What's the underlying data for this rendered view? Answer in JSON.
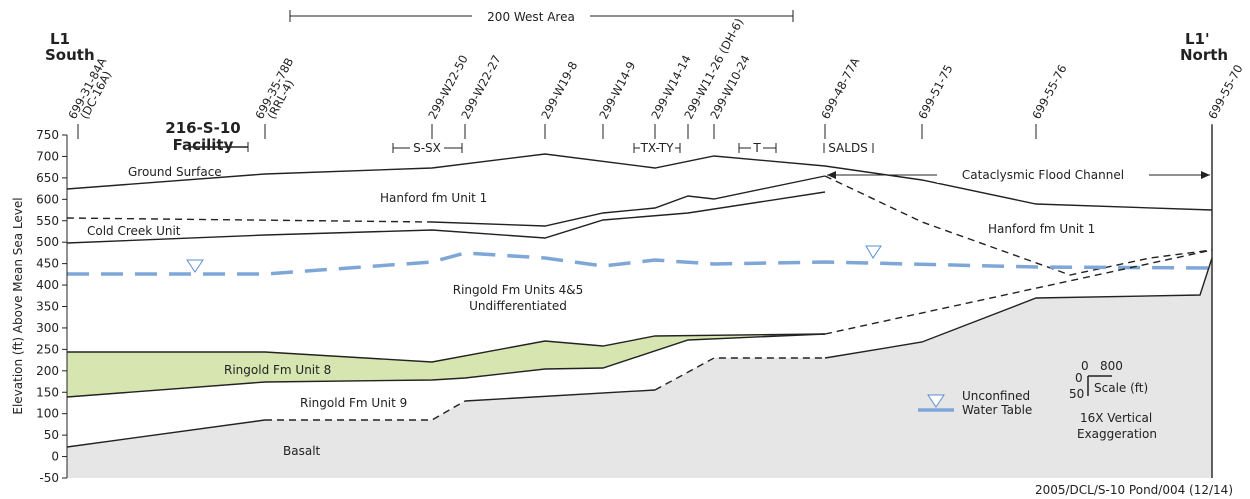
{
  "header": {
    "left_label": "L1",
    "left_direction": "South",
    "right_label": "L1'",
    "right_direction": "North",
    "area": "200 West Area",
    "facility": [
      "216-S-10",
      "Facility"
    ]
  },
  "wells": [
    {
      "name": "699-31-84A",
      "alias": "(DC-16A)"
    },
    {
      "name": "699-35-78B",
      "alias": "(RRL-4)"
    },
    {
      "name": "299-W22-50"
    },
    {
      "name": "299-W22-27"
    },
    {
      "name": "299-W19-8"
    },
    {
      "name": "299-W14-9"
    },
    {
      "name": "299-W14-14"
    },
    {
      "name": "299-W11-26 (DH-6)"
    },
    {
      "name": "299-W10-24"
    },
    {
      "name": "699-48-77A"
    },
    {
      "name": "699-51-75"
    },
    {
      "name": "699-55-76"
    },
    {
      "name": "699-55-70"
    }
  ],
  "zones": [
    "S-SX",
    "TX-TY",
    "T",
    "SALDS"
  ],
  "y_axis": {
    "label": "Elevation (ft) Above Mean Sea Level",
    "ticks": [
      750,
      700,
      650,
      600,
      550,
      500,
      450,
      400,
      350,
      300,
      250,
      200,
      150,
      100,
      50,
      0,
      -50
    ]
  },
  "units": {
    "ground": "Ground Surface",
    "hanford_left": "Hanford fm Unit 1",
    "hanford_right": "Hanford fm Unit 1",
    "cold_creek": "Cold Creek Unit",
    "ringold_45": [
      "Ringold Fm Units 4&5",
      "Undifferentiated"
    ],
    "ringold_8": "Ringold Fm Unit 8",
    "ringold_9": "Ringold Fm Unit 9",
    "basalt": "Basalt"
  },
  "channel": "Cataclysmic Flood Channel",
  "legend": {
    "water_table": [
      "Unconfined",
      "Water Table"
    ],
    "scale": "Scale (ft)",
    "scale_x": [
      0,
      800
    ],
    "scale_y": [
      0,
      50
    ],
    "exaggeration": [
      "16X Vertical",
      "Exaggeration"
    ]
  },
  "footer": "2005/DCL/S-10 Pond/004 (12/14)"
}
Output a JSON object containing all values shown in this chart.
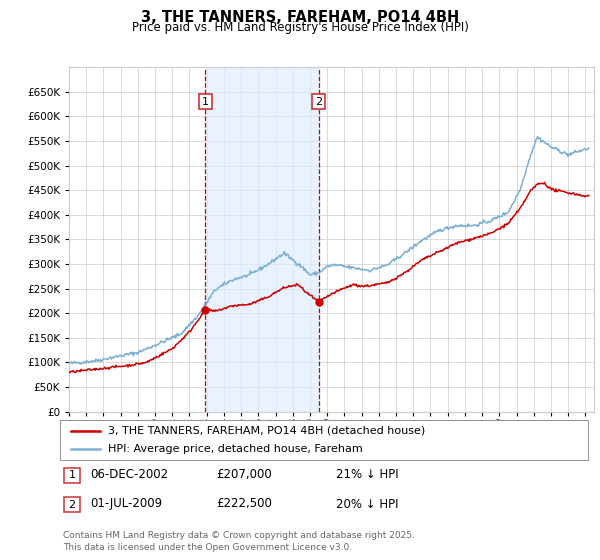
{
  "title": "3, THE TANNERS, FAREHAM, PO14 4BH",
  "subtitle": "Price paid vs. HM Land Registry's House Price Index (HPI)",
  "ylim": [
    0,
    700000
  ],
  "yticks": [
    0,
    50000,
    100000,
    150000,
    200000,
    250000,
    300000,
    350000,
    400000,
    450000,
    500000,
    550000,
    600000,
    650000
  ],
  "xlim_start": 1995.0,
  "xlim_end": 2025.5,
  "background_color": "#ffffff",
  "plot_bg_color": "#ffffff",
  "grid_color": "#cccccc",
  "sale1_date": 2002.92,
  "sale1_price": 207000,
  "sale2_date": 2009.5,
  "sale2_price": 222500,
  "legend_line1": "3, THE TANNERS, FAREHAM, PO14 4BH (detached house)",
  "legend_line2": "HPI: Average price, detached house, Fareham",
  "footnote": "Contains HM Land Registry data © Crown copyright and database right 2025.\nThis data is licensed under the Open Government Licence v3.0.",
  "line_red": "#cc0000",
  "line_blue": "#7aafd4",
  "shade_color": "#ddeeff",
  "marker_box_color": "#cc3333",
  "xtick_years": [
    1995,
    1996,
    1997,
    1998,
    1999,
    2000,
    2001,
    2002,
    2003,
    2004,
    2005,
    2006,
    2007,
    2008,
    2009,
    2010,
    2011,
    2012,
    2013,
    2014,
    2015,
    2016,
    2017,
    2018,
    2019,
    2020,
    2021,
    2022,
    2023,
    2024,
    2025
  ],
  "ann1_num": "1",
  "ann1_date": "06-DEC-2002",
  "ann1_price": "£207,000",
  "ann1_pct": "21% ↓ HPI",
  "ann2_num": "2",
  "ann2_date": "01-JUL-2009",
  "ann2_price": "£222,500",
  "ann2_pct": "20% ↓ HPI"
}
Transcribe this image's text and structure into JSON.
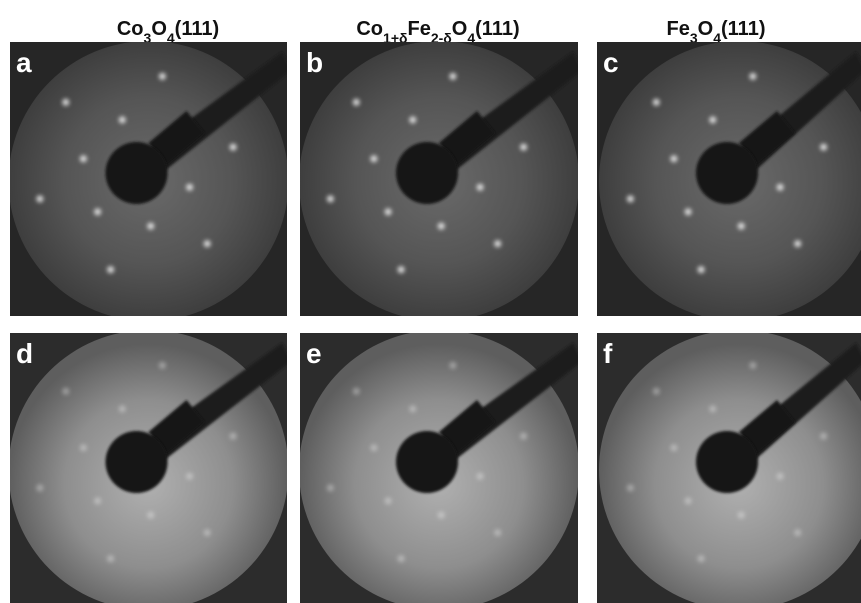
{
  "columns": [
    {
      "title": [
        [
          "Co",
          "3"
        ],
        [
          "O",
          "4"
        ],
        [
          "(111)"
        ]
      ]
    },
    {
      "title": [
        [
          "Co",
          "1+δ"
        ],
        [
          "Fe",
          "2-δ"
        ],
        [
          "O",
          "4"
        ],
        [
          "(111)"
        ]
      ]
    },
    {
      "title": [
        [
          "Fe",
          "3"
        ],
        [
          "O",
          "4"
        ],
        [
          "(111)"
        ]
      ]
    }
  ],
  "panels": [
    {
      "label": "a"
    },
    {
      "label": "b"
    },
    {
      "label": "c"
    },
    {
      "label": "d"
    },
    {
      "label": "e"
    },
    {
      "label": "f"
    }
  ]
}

Exercise goal – Only the lines from the line containing "Transcribe this image's" through the end of the data are to be reproduced, exactly and with both ends included; pictures are omitted.

Expected output –
Transcribe this image's text and structure into JSON.
{
  "columns": [
    {
      "title": [
        [
          "Co",
          "3"
        ],
        [
          "O",
          "4"
        ],
        [
          "(111)"
        ]
      ]
    },
    {
      "title": [
        [
          "Co",
          "1+δ"
        ],
        [
          "Fe",
          "2-δ"
        ],
        [
          "O",
          "4"
        ],
        [
          "(111)"
        ]
      ]
    },
    {
      "title": [
        [
          "Fe",
          "3"
        ],
        [
          "O",
          "4"
        ],
        [
          "(111)"
        ]
      ]
    }
  ],
  "panels": [
    {
      "label": "a"
    },
    {
      "label": "b"
    },
    {
      "label": "c"
    },
    {
      "label": "d"
    },
    {
      "label": "e"
    },
    {
      "label": "f"
    }
  ]
}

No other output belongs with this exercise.